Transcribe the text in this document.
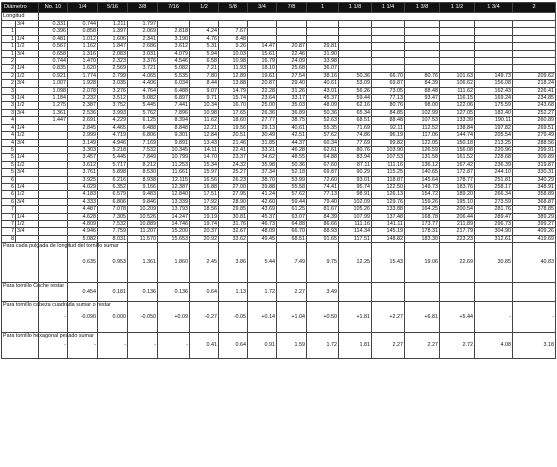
Diámetro		No. 10	1/4	5/16	3/8	7/16	1/2	5/8	3/4	7/8	1	1 1/8	1 1/4	1 3/8	1 1/2	1 3/4	2
Longitud																	
	3/4	0.331	0.744	1.211	1.797												
1		0.396	0.858	1.397	2.069	2.818	4.24	7.67									
1	1/4	0.481	1.012	1.606	2.341	3.190	4.76	8.48									
1	1/2	0.567	1.162	1.847	2.686	3.612	5.31	9.26	14.47	20.87	29.81						
1	3/4	0.658	1.316	2.083	3.031	4.079	5.94	10.03	15.61	22.46	31.90						
2		0.744	1.470	2.323	3.376	4.546	6.58	10.98	16.79	24.09	33.98						
2	1/4	0.835	1.620	2.569	3.721	5.082	7.21	11.93	18.10	25.68	36.07						
2	1/2	0.921	1.774	2.799	4.065	5.535	7.80	12.89	19.61	27.54	38.16	50.36	66.70	80.76	101.63	149.73	209.62
2	3/4	1.007	1.928	3.035	4.406	6.034	8.44	13.88	20.87	29.40	40.61	53.09	69.87	84.39	106.62	156.08	218.24
3		1.098	2.078	3.276	4.764	6.488	9.07	14.79	22.28	31.26	43.01	56.26	73.05	88.48	111.62	162.43	226.41
3	1/4	1.184	2.232	3.512	5.082	6.897	9.71	15.74	23.64	33.17	45.37	59.44	77.13	93.47	116.15	169.24	234.85
3	1/2	1.275	2.387	3.752	5.445	7.441	10.34	16.70	25.00	35.03	48.09	62.16	80.76	98.00	122.06	175.59	243.68
3	3/4	1.361	2.536	3.993	5.762	7.896	10.98	17.65	26.36	36.89	50.36	65.34	84.85	102.99	127.05	182.40	252.27
4		1.447	2.691	4.229	6.125	8.394	11.62	18.60	27.77	38.75	52.63	68.51	88.48	107.53	133.39	190.11	260.89
4	1/4		2.845	4.465	6.488	8.848	12.21	19.56	29.13	40.61	55.35	71.69	92.11	112.52	138.84	197.82	269.51
4	1/2		2.999	4.719	6.806	9.301	12.84	20.51	30.49	42.51	57.62	74.86	96.19	117.06	144.74	205.54	279.49
4	3/4		3.149	4.946	7.169	9.891	13.43	21.46	31.85	44.37	60.34	77.69	99.82	122.05	150.18	213.25	288.56
5			3.303	5.218	7.532	10.345	14.11	22.41	33.21	46.28	62.61	80.76	103.90	126.59	156.08	220.96	299.91
5	1/4		3.457	5.445	7.849	10.799	14.70	23.37	34.62	48.55	64.88	83.94	107.53	131.58	161.52	228.68	309.89
5	1/2		3.612	5.717	8.212	11.253	15.34	24.32	35.98	50.36	67.60	87.11	111.16	136.12	167.42	236.39	319.87
5	3/4		3.761	5.898	8.530	11.661	15.97	25.27	37.34	52.18	69.87	90.29	115.25	140.65	172.87	244.10	330.31
6			3.925	6.216	8.938	12.115	16.56	26.23	38.70	53.99	72.60	93.01	118.87	145.64	178.77	251.81	340.29
6	1/4		4.029	6.352	9.166	12.387	16.88	27.00	39.88	55.58	74.41	95.74	122.50	149.73	183.76	258.17	348.91
6	1/2		4.183	6.579	9.483	12.840	17.51	27.95	41.24	57.62	77.13	98.91	126.13	154.72	189.20	266.34	358.89
6	3/4		4.333	6.806	9.846	13.339	17.92	28.90	42.60	59.44	79.40	102.09	129.76	159.26	195.10	273.59	368.87
7			4.487	7.078	10.209	13.793	18.56	29.85	43.69	61.25	81.67	105.26	133.88	164.25	200.54	281.76	378.85
7	1/4		4.628	7.305	10.526	14.247	19.19	30.81	45.37	63.07	84.39	107.99	137.48	168.78	206.44	289.47	389.29
7	1/2		4.809	7.532	10.889	14.746	19.74	31.76	46.73	64.88	86.66	111.16	141.11	173.77	211.89	296.73	399.27
7	3/4		4.946	7.759	11.207	15.200	20.37	32.67	48.09	66.70	88.93	114.34	145.19	178.31	217.79	304.90	409.26
8			5.082	8.031	11.570	15.653	20.92	33.62	49.45	68.51	91.65	117.51	148.82	183.30	223.23	312.61	419.69
Para cada pulgada de longitud del tornillo sumar			0.635	0.953	1.361	1.860	2.45	3.86	5.44	7.49	9.75	12.25	15.43	19.06	22.69	30.85	40.83
Para tornillo Coche restar			0.454	0.181	0.136	0.136	0.64	1.13	1.72	2.27	3.49						
Para tornillo cabeza cuadrada sumar o restar		-	-0.090	0.000	-0.050	+0.09	-0.27	-0.05	+0.14	+1.04	+0.50	+1.81	+2.27	+6.81	+5.44	-	-
Para tornillo hexagonal pesado sumar		-	-	-	-	-	0.41	0.64	0.91	1.59	1.72	1.81	2.27	2.27	2.72	4.08	3.18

_ _ _

§ Stated exercise: Copy every single line of the material above that holds "restar".

§ Full output:
Para tornillo Coche restar			0.454	0.181	0.136	0.136	0.64	1.13	1.72	2.27	3.49						
Para tornillo cabeza cuadrada sumar o restar		-	-0.090	0.000	-0.050	+0.09	-0.27	-0.05	+0.14	+1.04	+0.50	+1.81	+2.27	+6.81	+5.44	-	-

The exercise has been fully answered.